DATA PROVIDED
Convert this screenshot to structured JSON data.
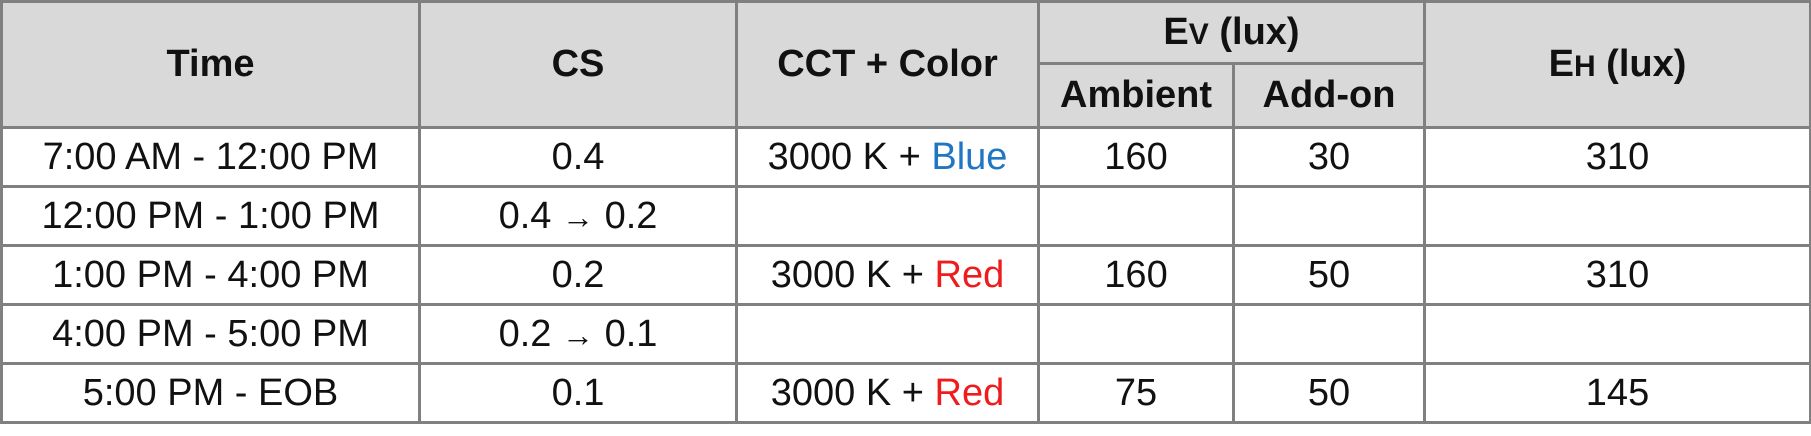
{
  "header": {
    "time": "Time",
    "cs": "CS",
    "cct_color": "CCT + Color",
    "ev_letter": "E",
    "ev_sub": "V",
    "ev_unit": " (lux)",
    "eh_letter": "E",
    "eh_sub": "H",
    "eh_unit": " (lux)",
    "ambient": "Ambient",
    "addon": "Add-on"
  },
  "colors": {
    "blue": "#1f77c4",
    "red": "#ee1c1c",
    "cct_cell_bg": "#fff2cc",
    "empty_cell_bg": "#d0cece",
    "header_bg": "#d9d9d9",
    "border": "#808080"
  },
  "rows": [
    {
      "time": "7:00 AM - 12:00 PM",
      "cs_from": "0.4",
      "cs_arrow": "",
      "cs_to": "",
      "cct": "3000 K + ",
      "color": "Blue",
      "ambient": "160",
      "addon": "30",
      "eh": "310"
    },
    {
      "time": "12:00 PM - 1:00 PM",
      "cs_from": "0.4",
      "cs_arrow": "→",
      "cs_to": "0.2",
      "cct": "",
      "color": "",
      "ambient": "",
      "addon": "",
      "eh": ""
    },
    {
      "time": "1:00 PM - 4:00 PM",
      "cs_from": "0.2",
      "cs_arrow": "",
      "cs_to": "",
      "cct": "3000 K + ",
      "color": "Red",
      "ambient": "160",
      "addon": "50",
      "eh": "310"
    },
    {
      "time": "4:00 PM - 5:00 PM",
      "cs_from": "0.2",
      "cs_arrow": "→",
      "cs_to": "0.1",
      "cct": "",
      "color": "",
      "ambient": "",
      "addon": "",
      "eh": ""
    },
    {
      "time": "5:00 PM - EOB",
      "cs_from": "0.1",
      "cs_arrow": "",
      "cs_to": "",
      "cct": "3000 K + ",
      "color": "Red",
      "ambient": "75",
      "addon": "50",
      "eh": "145"
    }
  ]
}
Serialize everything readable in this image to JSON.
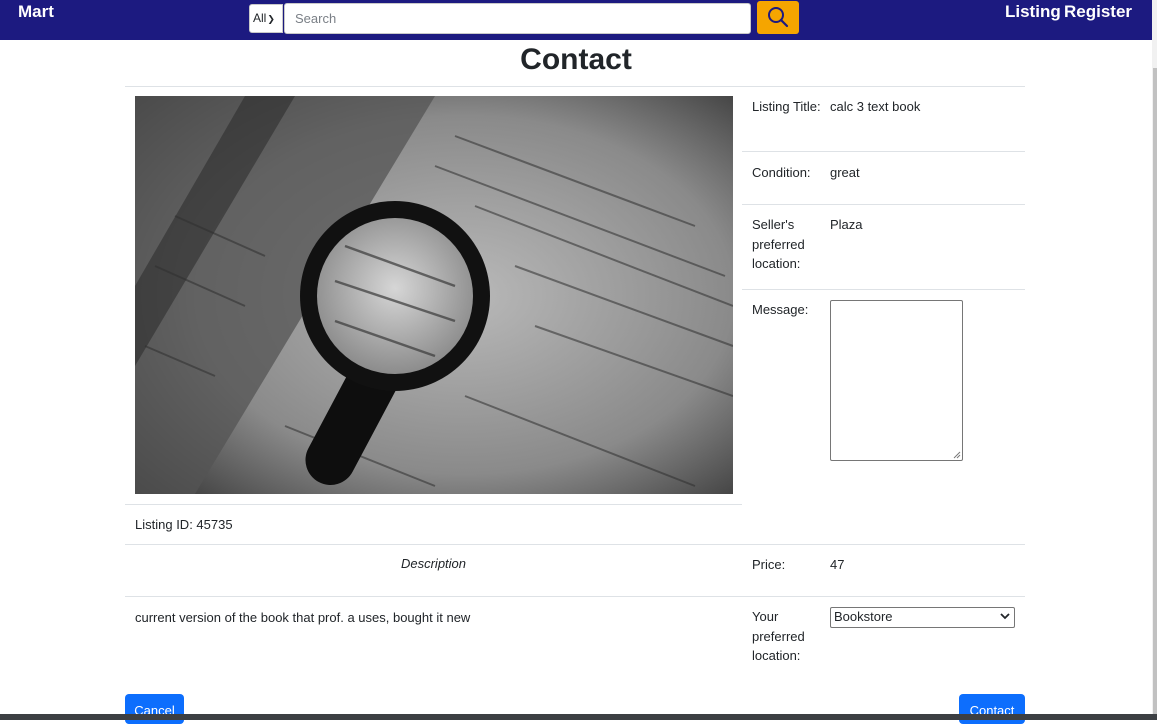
{
  "nav": {
    "brand": "Mart",
    "category_value": "All",
    "search_placeholder": "Search",
    "links": [
      "Listing",
      "Register"
    ]
  },
  "page": {
    "title": "Contact",
    "listing_id_label": "Listing ID: 45735",
    "description_heading": "Description",
    "description_text": "current version of the book that prof. a uses, bought it new"
  },
  "details": {
    "listing_title_label": "Listing Title:",
    "listing_title_value": "calc 3 text book",
    "condition_label": "Condition:",
    "condition_value": "great",
    "seller_location_label": "Seller's preferred location:",
    "seller_location_value": "Plaza",
    "message_label": "Message:",
    "message_value": "",
    "price_label": "Price:",
    "price_value": "47",
    "your_location_label": "Your preferred location:",
    "your_location_value": "Bookstore"
  },
  "buttons": {
    "cancel": "Cancel",
    "contact": "Contact"
  },
  "colors": {
    "navbar": "#1c1a80",
    "search_button": "#f5a500",
    "primary_button": "#0d6efd"
  },
  "icons": {
    "search": "search-icon",
    "dropdown": "chevron-down-icon"
  }
}
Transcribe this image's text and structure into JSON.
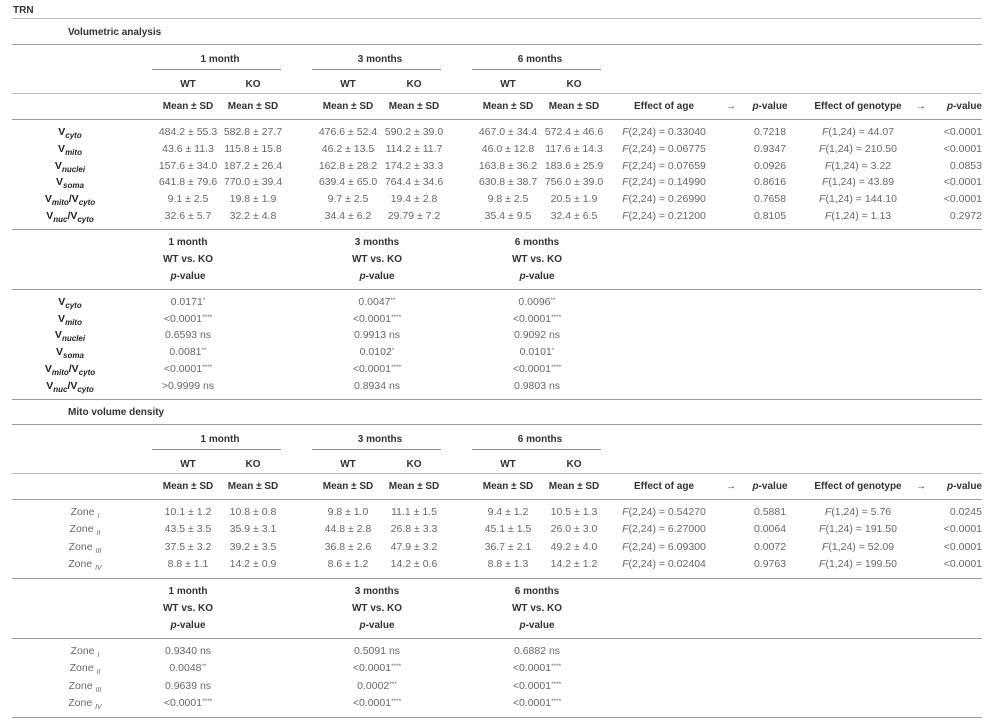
{
  "title": "TRN",
  "sections": [
    {
      "name": "Volumetric analysis",
      "groups": [
        "1 month",
        "3 months",
        "6 months"
      ],
      "genotypes": [
        "WT",
        "KO"
      ],
      "stat_label": "Mean ± SD",
      "effect_headers": {
        "age": "Effect of age",
        "arrow": "→",
        "pvalue": "p-value",
        "genotype": "Effect of genotype"
      },
      "rows": [
        {
          "label": "V",
          "sub": "cyto",
          "label2": "",
          "sub2": "",
          "values": [
            "484.2 ± 55.3",
            "582.8 ± 27.7",
            "476.6 ± 52.4",
            "590.2 ± 39.0",
            "467.0 ± 34.4",
            "572.4 ± 46.6"
          ],
          "age_f": "(2,24) = 0.33040",
          "age_p": "0.7218",
          "geno_f": "(1,24) = 44.07",
          "geno_p": "<0.0001"
        },
        {
          "label": "V",
          "sub": "mito",
          "label2": "",
          "sub2": "",
          "values": [
            "43.6 ± 11.3",
            "115.8 ± 15.8",
            "46.2 ± 13.5",
            "114.2 ± 11.7",
            "46.0 ± 12.8",
            "117.6 ± 14.3"
          ],
          "age_f": "(2,24) = 0.06775",
          "age_p": "0.9347",
          "geno_f": "(1,24) = 210.50",
          "geno_p": "<0.0001"
        },
        {
          "label": "V",
          "sub": "nuclei",
          "label2": "",
          "sub2": "",
          "values": [
            "157.6 ± 34.0",
            "187.2 ± 26.4",
            "162.8 ± 28.2",
            "174.2 ± 33.3",
            "163.8 ± 36.2",
            "183.6 ± 25.9"
          ],
          "age_f": "(2,24) = 0.07659",
          "age_p": "0.0926",
          "geno_f": "(1,24) = 3.22",
          "geno_p": "0.0853"
        },
        {
          "label": "V",
          "sub": "soma",
          "label2": "",
          "sub2": "",
          "values": [
            "641.8 ± 79.6",
            "770.0 ± 39.4",
            "639.4 ± 65.0",
            "764.4 ± 34.6",
            "630.8 ± 38.7",
            "756.0 ± 39.0"
          ],
          "age_f": "(2,24) = 0.14990",
          "age_p": "0.8616",
          "geno_f": "(1,24) = 43.89",
          "geno_p": "<0.0001"
        },
        {
          "label": "V",
          "sub": "mito",
          "label2": "/V",
          "sub2": "cyto",
          "values": [
            "9.1 ± 2.5",
            "19.8 ± 1.9",
            "9.7 ± 2.5",
            "19.4 ± 2.8",
            "9.8 ± 2.5",
            "20.5 ± 1.9"
          ],
          "age_f": "(2,24) = 0.26990",
          "age_p": "0.7658",
          "geno_f": "(1,24) = 144.10",
          "geno_p": "<0.0001"
        },
        {
          "label": "V",
          "sub": "nuc",
          "label2": "/V",
          "sub2": "cyto",
          "values": [
            "32.6 ± 5.7",
            "32.2 ± 4.8",
            "34.4 ± 6.2",
            "29.79 ± 7.2",
            "35.4 ± 9.5",
            "32.4 ± 6.5"
          ],
          "age_f": "(2,24) = 0.21200",
          "age_p": "0.8105",
          "geno_f": "(1,24) = 1.13",
          "geno_p": "0.2972"
        }
      ],
      "posthoc": {
        "headers": [
          {
            "group": "1 month",
            "compare": "WT vs. KO",
            "p": "-value"
          },
          {
            "group": "3 months",
            "compare": "WT vs. KO",
            "p": "-value"
          },
          {
            "group": "6 months",
            "compare": "WT vs. KO",
            "p": "-value"
          }
        ],
        "rows": [
          [
            {
              "v": "0.0171",
              "s": "*"
            },
            {
              "v": "0.0047",
              "s": "**"
            },
            {
              "v": "0.0096",
              "s": "**"
            }
          ],
          [
            {
              "v": "<0.0001",
              "s": "****"
            },
            {
              "v": "<0.0001",
              "s": "****"
            },
            {
              "v": "<0.0001",
              "s": "****"
            }
          ],
          [
            {
              "v": "0.6593 ns",
              "s": ""
            },
            {
              "v": "0.9913 ns",
              "s": ""
            },
            {
              "v": "0.9092 ns",
              "s": ""
            }
          ],
          [
            {
              "v": "0.0081",
              "s": "**"
            },
            {
              "v": "0.0102",
              "s": "*"
            },
            {
              "v": "0.0101",
              "s": "*"
            }
          ],
          [
            {
              "v": "<0.0001",
              "s": "****"
            },
            {
              "v": "<0.0001",
              "s": "****"
            },
            {
              "v": "<0.0001",
              "s": "****"
            }
          ],
          [
            {
              "v": ">0.9999 ns",
              "s": ""
            },
            {
              "v": "0.8934 ns",
              "s": ""
            },
            {
              "v": "0.9803 ns",
              "s": ""
            }
          ]
        ]
      }
    },
    {
      "name": "Mito volume density",
      "groups": [
        "1 month",
        "3 months",
        "6 months"
      ],
      "genotypes": [
        "WT",
        "KO"
      ],
      "stat_label": "Mean ± SD",
      "effect_headers": {
        "age": "Effect of age",
        "arrow": "→",
        "pvalue": "p-value",
        "genotype": "Effect of genotype"
      },
      "rows": [
        {
          "label": "Zone ",
          "sub": "I",
          "values": [
            "10.1 ± 1.2",
            "10.8 ± 0.8",
            "9.8 ± 1.0",
            "11.1 ± 1.5",
            "9.4 ± 1.2",
            "10.5 ± 1.3"
          ],
          "age_f": "(2,24) = 0.54270",
          "age_p": "0.5881",
          "geno_f": "(1,24) = 5.76",
          "geno_p": "0.0245"
        },
        {
          "label": "Zone ",
          "sub": "II",
          "values": [
            "43.5 ± 3.5",
            "35.9 ± 3.1",
            "44.8 ± 2.8",
            "26.8 ± 3.3",
            "45.1 ± 1.5",
            "26.0 ± 3.0"
          ],
          "age_f": "(2,24) = 6.27000",
          "age_p": "0.0064",
          "geno_f": "(1,24) = 191.50",
          "geno_p": "<0.0001"
        },
        {
          "label": "Zone ",
          "sub": "III",
          "values": [
            "37.5 ± 3.2",
            "39.2 ± 3.5",
            "36.8 ± 2.6",
            "47.9 ± 3.2",
            "36.7 ± 2.1",
            "49.2 ± 4.0"
          ],
          "age_f": "(2,24) = 6.09300",
          "age_p": "0.0072",
          "geno_f": "(1,24) = 52.09",
          "geno_p": "<0.0001"
        },
        {
          "label": "Zone ",
          "sub": "IV",
          "values": [
            "8.8 ± 1.1",
            "14.2 ± 0.9",
            "8.6 ± 1.2",
            "14.2 ± 0.6",
            "8.8 ± 1.3",
            "14.2 ± 1.2"
          ],
          "age_f": "(2,24) = 0.02404",
          "age_p": "0.9763",
          "geno_f": "(1,24) = 199.50",
          "geno_p": "<0.0001"
        }
      ],
      "posthoc": {
        "headers": [
          {
            "group": "1 month",
            "compare": "WT vs. KO",
            "p": "-value"
          },
          {
            "group": "3 months",
            "compare": "WT vs. KO",
            "p": "-value"
          },
          {
            "group": "6 months",
            "compare": "WT vs. KO",
            "p": "-value"
          }
        ],
        "rows": [
          [
            {
              "v": "0.9340 ns",
              "s": ""
            },
            {
              "v": "0.5091 ns",
              "s": ""
            },
            {
              "v": "0.6882 ns",
              "s": ""
            }
          ],
          [
            {
              "v": "0.0048",
              "s": "**"
            },
            {
              "v": "<0.0001",
              "s": "****"
            },
            {
              "v": "<0.0001",
              "s": "****"
            }
          ],
          [
            {
              "v": "0.9639 ns",
              "s": ""
            },
            {
              "v": "0.0002",
              "s": "***"
            },
            {
              "v": "<0.0001",
              "s": "****"
            }
          ],
          [
            {
              "v": "<0.0001",
              "s": "****"
            },
            {
              "v": "<0.0001",
              "s": "****"
            },
            {
              "v": "<0.0001",
              "s": "****"
            }
          ]
        ]
      }
    }
  ]
}
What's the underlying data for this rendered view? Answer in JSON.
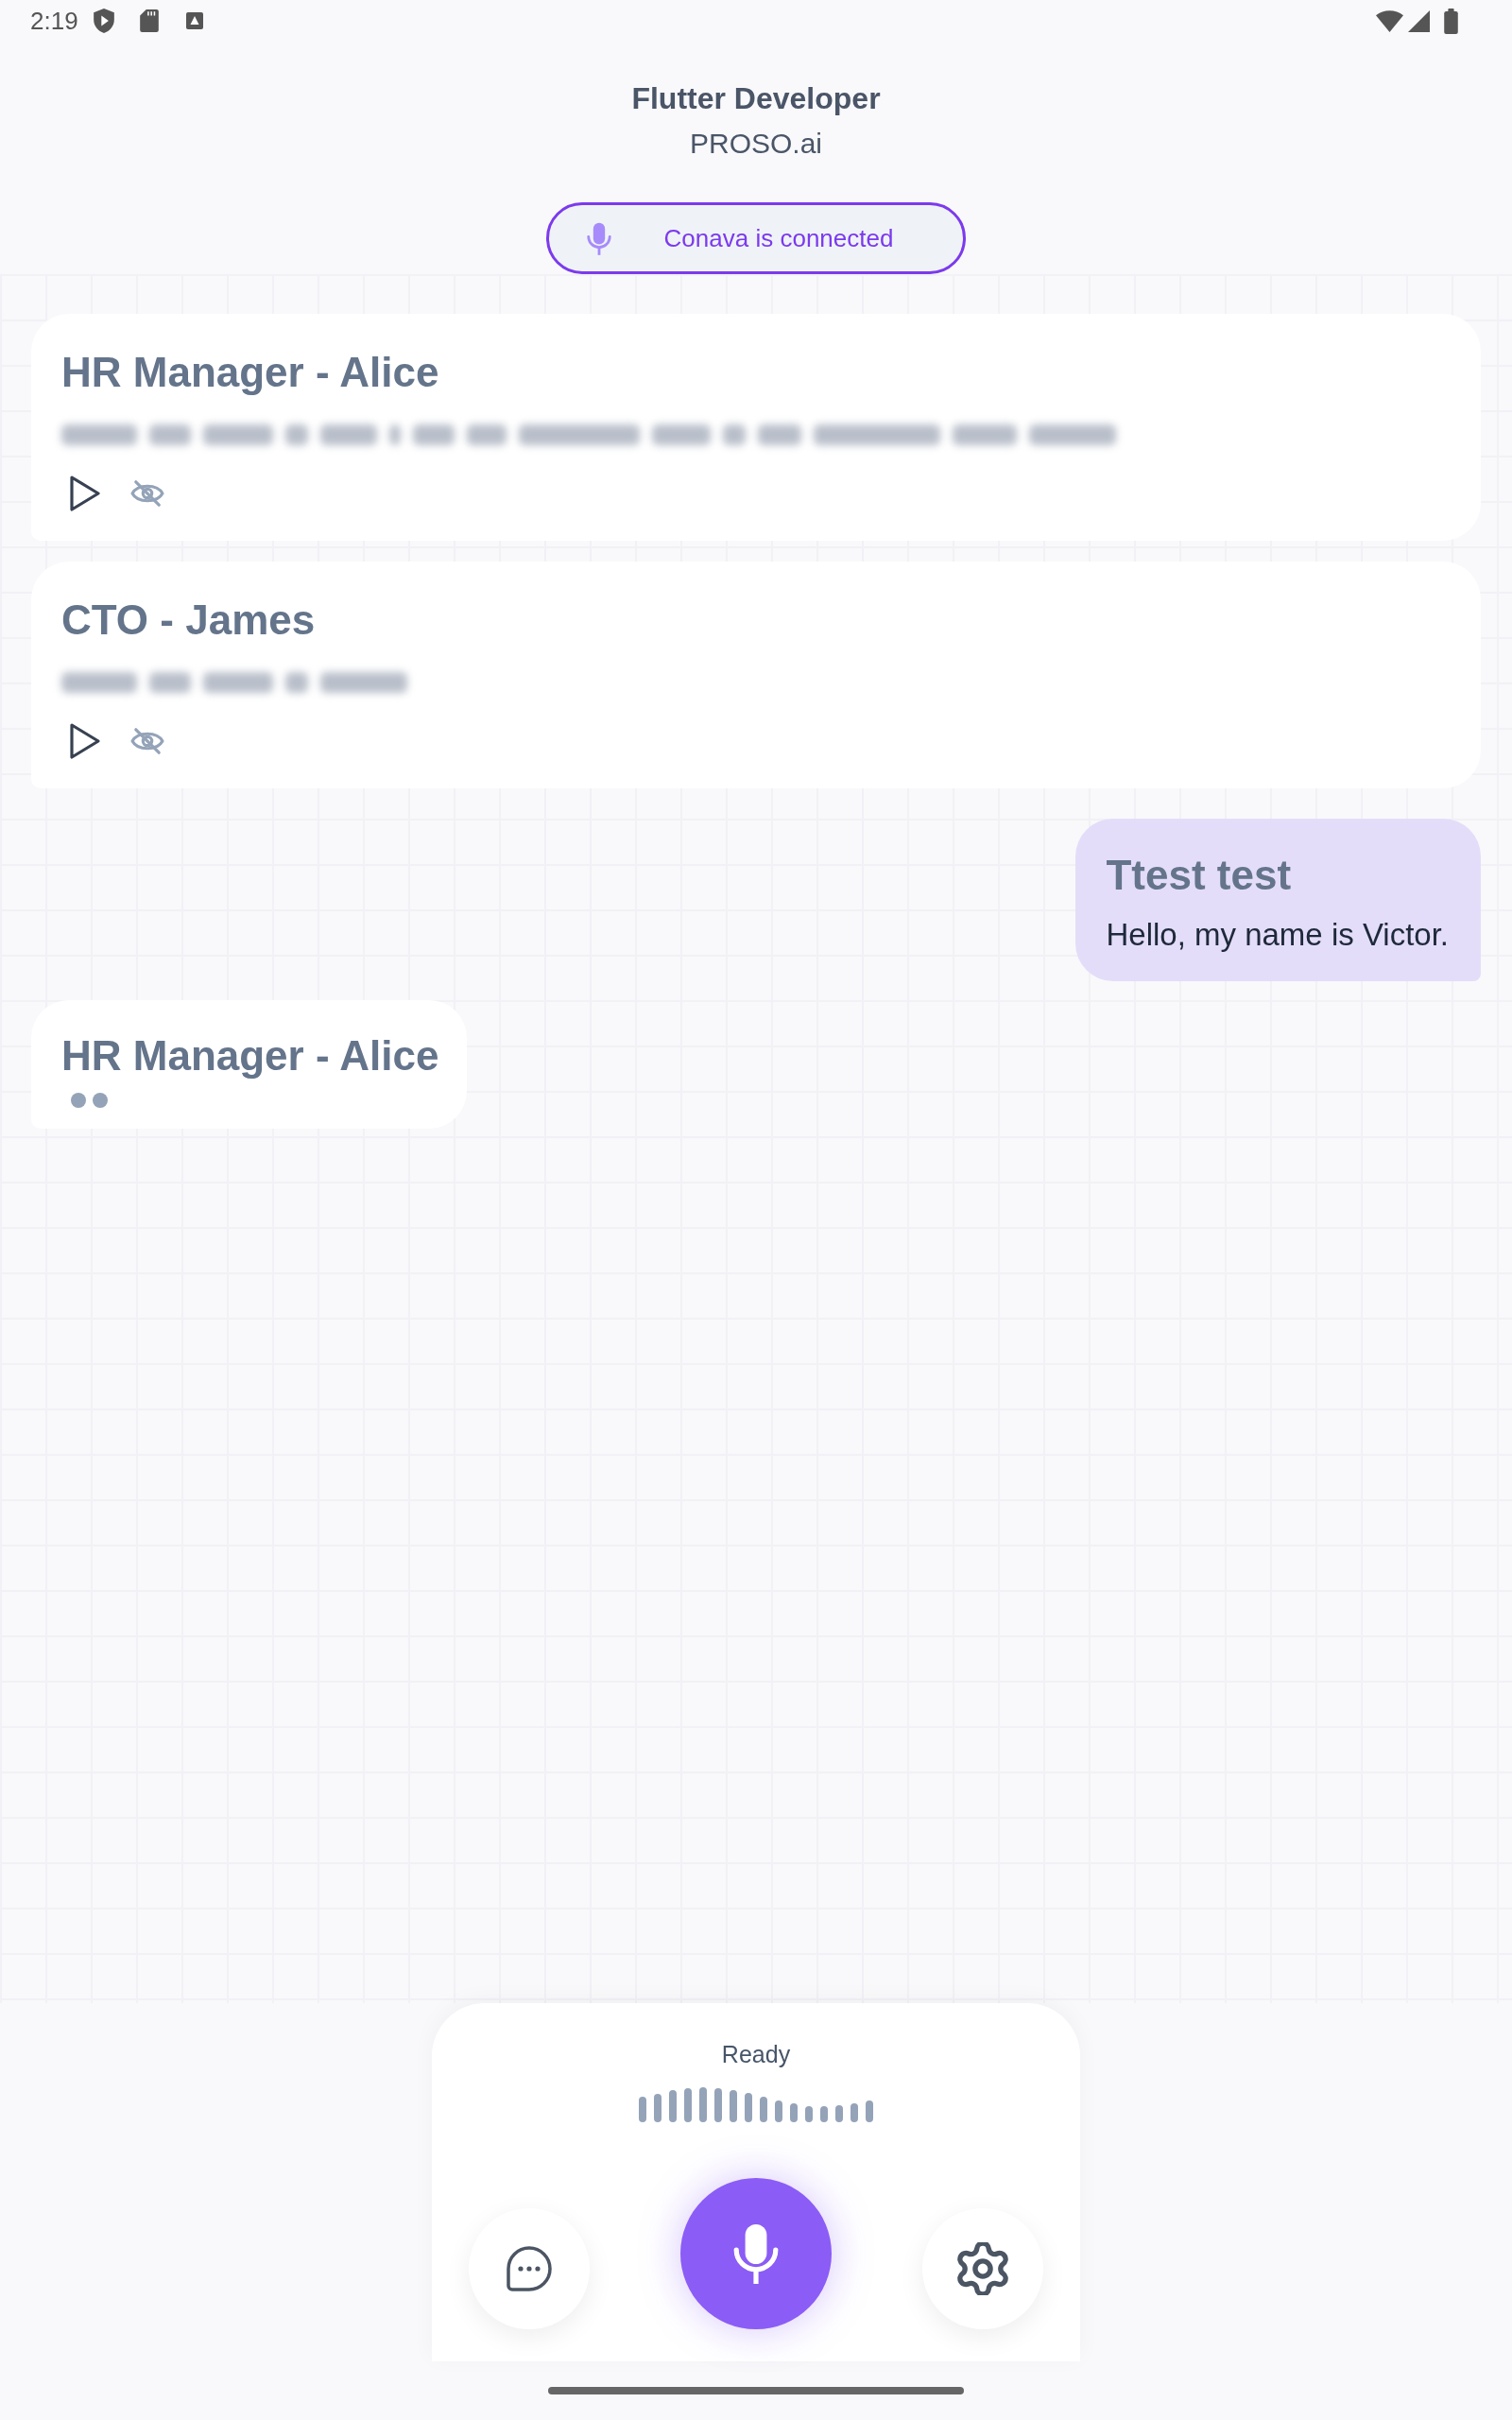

EXERCISE REQUIREMENTS
Say how many lines in the listing above include "image". Give nothing but the number.

TASK ANSWER
2